Swap each "Absorbance" in the entries below for "Transmittance", and write the lines out again with nothing else altered.

----------

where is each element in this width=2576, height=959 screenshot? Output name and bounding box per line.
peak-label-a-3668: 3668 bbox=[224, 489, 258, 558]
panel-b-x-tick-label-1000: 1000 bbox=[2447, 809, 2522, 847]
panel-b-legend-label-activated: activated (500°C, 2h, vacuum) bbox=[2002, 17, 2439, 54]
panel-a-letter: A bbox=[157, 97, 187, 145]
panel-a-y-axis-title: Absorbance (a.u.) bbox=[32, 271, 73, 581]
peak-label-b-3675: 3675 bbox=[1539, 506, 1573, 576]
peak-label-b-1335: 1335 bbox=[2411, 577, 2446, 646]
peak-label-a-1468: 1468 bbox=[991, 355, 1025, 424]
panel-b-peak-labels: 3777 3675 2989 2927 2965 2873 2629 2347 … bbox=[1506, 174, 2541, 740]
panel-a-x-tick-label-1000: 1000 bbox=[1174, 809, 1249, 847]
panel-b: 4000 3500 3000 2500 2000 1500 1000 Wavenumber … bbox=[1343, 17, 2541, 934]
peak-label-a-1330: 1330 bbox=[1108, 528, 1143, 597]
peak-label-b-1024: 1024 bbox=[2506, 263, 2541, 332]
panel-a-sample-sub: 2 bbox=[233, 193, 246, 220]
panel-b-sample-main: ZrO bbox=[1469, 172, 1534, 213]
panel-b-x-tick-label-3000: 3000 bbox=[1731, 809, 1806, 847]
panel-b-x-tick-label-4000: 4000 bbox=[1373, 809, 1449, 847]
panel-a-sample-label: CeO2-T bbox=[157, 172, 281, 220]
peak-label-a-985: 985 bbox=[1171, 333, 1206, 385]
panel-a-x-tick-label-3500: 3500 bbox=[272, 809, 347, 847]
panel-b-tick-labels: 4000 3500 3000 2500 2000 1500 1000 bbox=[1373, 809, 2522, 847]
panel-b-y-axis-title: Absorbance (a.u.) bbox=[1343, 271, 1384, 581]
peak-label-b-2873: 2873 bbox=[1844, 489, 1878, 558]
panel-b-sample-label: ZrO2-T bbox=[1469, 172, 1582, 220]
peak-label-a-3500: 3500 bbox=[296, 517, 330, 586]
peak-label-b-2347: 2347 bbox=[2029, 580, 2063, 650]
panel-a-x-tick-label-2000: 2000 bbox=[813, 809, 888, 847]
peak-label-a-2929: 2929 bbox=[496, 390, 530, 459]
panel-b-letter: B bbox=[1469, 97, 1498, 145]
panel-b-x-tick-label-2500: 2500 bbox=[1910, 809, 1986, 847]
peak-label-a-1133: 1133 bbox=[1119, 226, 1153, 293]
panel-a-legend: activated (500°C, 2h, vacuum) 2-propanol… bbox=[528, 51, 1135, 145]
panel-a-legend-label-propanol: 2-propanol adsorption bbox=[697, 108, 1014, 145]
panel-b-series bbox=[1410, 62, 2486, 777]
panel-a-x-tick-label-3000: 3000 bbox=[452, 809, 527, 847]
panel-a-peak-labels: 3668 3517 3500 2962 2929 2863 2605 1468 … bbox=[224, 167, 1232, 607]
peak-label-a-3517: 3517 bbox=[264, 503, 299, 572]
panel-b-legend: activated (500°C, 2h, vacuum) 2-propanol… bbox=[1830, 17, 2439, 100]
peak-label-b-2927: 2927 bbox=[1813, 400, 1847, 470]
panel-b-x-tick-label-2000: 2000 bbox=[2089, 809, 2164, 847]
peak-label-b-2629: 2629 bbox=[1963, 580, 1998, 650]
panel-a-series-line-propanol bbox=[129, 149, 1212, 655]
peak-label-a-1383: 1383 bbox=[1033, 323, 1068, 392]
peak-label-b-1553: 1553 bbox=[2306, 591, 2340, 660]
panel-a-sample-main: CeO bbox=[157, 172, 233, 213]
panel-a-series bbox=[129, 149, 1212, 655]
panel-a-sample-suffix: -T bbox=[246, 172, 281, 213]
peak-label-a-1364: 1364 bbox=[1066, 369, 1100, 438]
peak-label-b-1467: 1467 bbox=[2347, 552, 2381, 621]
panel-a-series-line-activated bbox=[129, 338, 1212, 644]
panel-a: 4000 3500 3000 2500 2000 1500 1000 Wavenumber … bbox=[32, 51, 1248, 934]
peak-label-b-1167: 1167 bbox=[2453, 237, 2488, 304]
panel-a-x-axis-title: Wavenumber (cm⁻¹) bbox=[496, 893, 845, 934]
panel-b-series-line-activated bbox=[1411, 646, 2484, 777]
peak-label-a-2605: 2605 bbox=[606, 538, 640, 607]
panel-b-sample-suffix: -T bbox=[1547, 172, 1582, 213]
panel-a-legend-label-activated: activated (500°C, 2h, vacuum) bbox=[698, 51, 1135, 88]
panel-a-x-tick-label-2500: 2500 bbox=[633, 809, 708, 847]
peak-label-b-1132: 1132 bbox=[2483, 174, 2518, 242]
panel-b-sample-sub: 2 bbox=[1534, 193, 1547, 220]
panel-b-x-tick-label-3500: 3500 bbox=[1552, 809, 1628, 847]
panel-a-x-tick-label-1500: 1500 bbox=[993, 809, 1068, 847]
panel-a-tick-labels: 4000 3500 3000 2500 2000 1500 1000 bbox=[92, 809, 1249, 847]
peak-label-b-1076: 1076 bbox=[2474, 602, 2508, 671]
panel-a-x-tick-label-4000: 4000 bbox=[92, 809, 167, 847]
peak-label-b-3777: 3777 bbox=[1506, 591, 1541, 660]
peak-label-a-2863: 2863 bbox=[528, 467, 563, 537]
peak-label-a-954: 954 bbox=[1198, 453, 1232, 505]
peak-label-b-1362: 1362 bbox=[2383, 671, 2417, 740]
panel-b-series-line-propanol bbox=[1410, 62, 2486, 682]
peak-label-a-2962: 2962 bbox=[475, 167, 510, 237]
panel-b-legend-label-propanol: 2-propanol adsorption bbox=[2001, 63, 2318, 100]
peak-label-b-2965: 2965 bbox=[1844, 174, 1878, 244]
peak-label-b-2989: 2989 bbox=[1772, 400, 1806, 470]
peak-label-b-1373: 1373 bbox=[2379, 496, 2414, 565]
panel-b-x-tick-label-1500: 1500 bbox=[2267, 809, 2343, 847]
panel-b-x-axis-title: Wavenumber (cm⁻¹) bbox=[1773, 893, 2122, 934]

----------

SOLUTION FOR THIS EXERCISE
where is each element in this width=2576, height=959 screenshot? Output name and bounding box per line.
peak-label-a-3668: 3668 bbox=[224, 489, 258, 558]
panel-b-x-tick-label-1000: 1000 bbox=[2447, 809, 2522, 847]
panel-b-legend-label-activated: activated (500°C, 2h, vacuum) bbox=[2002, 17, 2439, 54]
panel-a-letter: A bbox=[157, 97, 187, 145]
panel-a-y-axis-title: Transmittance (a.u.) bbox=[32, 271, 73, 581]
peak-label-b-3675: 3675 bbox=[1539, 506, 1573, 576]
peak-label-b-1335: 1335 bbox=[2411, 577, 2446, 646]
peak-label-a-1468: 1468 bbox=[991, 355, 1025, 424]
panel-b-peak-labels: 3777 3675 2989 2927 2965 2873 2629 2347 … bbox=[1506, 174, 2541, 740]
panel-a-x-tick-label-1000: 1000 bbox=[1174, 809, 1249, 847]
panel-b: 4000 3500 3000 2500 2000 1500 1000 Wavenumber … bbox=[1343, 17, 2541, 934]
peak-label-a-1330: 1330 bbox=[1108, 528, 1143, 597]
peak-label-b-1024: 1024 bbox=[2506, 263, 2541, 332]
panel-a-sample-sub: 2 bbox=[233, 193, 246, 220]
panel-b-sample-main: ZrO bbox=[1469, 172, 1534, 213]
panel-b-x-tick-label-3000: 3000 bbox=[1731, 809, 1806, 847]
panel-b-x-tick-label-4000: 4000 bbox=[1373, 809, 1449, 847]
panel-a-sample-label: CeO2-T bbox=[157, 172, 281, 220]
peak-label-a-985: 985 bbox=[1171, 333, 1206, 385]
panel-a-x-tick-label-3500: 3500 bbox=[272, 809, 347, 847]
panel-b-tick-labels: 4000 3500 3000 2500 2000 1500 1000 bbox=[1373, 809, 2522, 847]
panel-b-y-axis-title: Transmittance (a.u.) bbox=[1343, 271, 1384, 581]
peak-label-b-2873: 2873 bbox=[1844, 489, 1878, 558]
panel-b-sample-label: ZrO2-T bbox=[1469, 172, 1582, 220]
peak-label-a-3500: 3500 bbox=[296, 517, 330, 586]
peak-label-b-2347: 2347 bbox=[2029, 580, 2063, 650]
panel-a-x-tick-label-2000: 2000 bbox=[813, 809, 888, 847]
peak-label-a-2929: 2929 bbox=[496, 390, 530, 459]
panel-b-letter: B bbox=[1469, 97, 1498, 145]
panel-b-x-tick-label-2500: 2500 bbox=[1910, 809, 1986, 847]
peak-label-a-1133: 1133 bbox=[1119, 226, 1153, 293]
panel-a-legend: activated (500°C, 2h, vacuum) 2-propanol… bbox=[528, 51, 1135, 145]
panel-a-legend-label-propanol: 2-propanol adsorption bbox=[697, 108, 1014, 145]
panel-b-series bbox=[1410, 62, 2486, 777]
panel-a-x-tick-label-3000: 3000 bbox=[452, 809, 527, 847]
panel-a-peak-labels: 3668 3517 3500 2962 2929 2863 2605 1468 … bbox=[224, 167, 1232, 607]
peak-label-a-3517: 3517 bbox=[264, 503, 299, 572]
panel-b-legend: activated (500°C, 2h, vacuum) 2-propanol… bbox=[1830, 17, 2439, 100]
peak-label-b-2927: 2927 bbox=[1813, 400, 1847, 470]
panel-b-x-tick-label-2000: 2000 bbox=[2089, 809, 2164, 847]
peak-label-b-2629: 2629 bbox=[1963, 580, 1998, 650]
panel-a-series-line-propanol bbox=[129, 149, 1212, 655]
peak-label-a-1383: 1383 bbox=[1033, 323, 1068, 392]
peak-label-b-1553: 1553 bbox=[2306, 591, 2340, 660]
panel-a-sample-main: CeO bbox=[157, 172, 233, 213]
panel-a-series bbox=[129, 149, 1212, 655]
panel-a-sample-suffix: -T bbox=[246, 172, 281, 213]
peak-label-a-1364: 1364 bbox=[1066, 369, 1100, 438]
peak-label-b-1467: 1467 bbox=[2347, 552, 2381, 621]
panel-a-series-line-activated bbox=[129, 338, 1212, 644]
panel-a: 4000 3500 3000 2500 2000 1500 1000 Wavenumber … bbox=[32, 51, 1248, 934]
peak-label-b-1167: 1167 bbox=[2453, 237, 2488, 304]
panel-a-x-axis-title: Wavenumber (cm⁻¹) bbox=[496, 893, 845, 934]
panel-b-series-line-activated bbox=[1411, 646, 2484, 777]
peak-label-a-2605: 2605 bbox=[606, 538, 640, 607]
panel-b-sample-suffix: -T bbox=[1547, 172, 1582, 213]
panel-a-legend-label-activated: activated (500°C, 2h, vacuum) bbox=[698, 51, 1135, 88]
panel-a-x-tick-label-2500: 2500 bbox=[633, 809, 708, 847]
peak-label-b-1132: 1132 bbox=[2483, 174, 2518, 242]
panel-b-sample-sub: 2 bbox=[1534, 193, 1547, 220]
panel-b-x-tick-label-3500: 3500 bbox=[1552, 809, 1628, 847]
panel-a-x-tick-label-1500: 1500 bbox=[993, 809, 1068, 847]
panel-a-tick-labels: 4000 3500 3000 2500 2000 1500 1000 bbox=[92, 809, 1249, 847]
peak-label-b-1076: 1076 bbox=[2474, 602, 2508, 671]
panel-a-x-tick-label-4000: 4000 bbox=[92, 809, 167, 847]
peak-label-b-3777: 3777 bbox=[1506, 591, 1541, 660]
peak-label-a-2863: 2863 bbox=[528, 467, 563, 537]
peak-label-a-954: 954 bbox=[1198, 453, 1232, 505]
peak-label-b-1362: 1362 bbox=[2383, 671, 2417, 740]
panel-b-series-line-propanol bbox=[1410, 62, 2486, 682]
peak-label-a-2962: 2962 bbox=[475, 167, 510, 237]
panel-b-legend-label-propanol: 2-propanol adsorption bbox=[2001, 63, 2318, 100]
peak-label-b-2965: 2965 bbox=[1844, 174, 1878, 244]
peak-label-b-2989: 2989 bbox=[1772, 400, 1806, 470]
peak-label-b-1373: 1373 bbox=[2379, 496, 2414, 565]
panel-b-x-tick-label-1500: 1500 bbox=[2267, 809, 2343, 847]
panel-b-x-axis-title: Wavenumber (cm⁻¹) bbox=[1773, 893, 2122, 934]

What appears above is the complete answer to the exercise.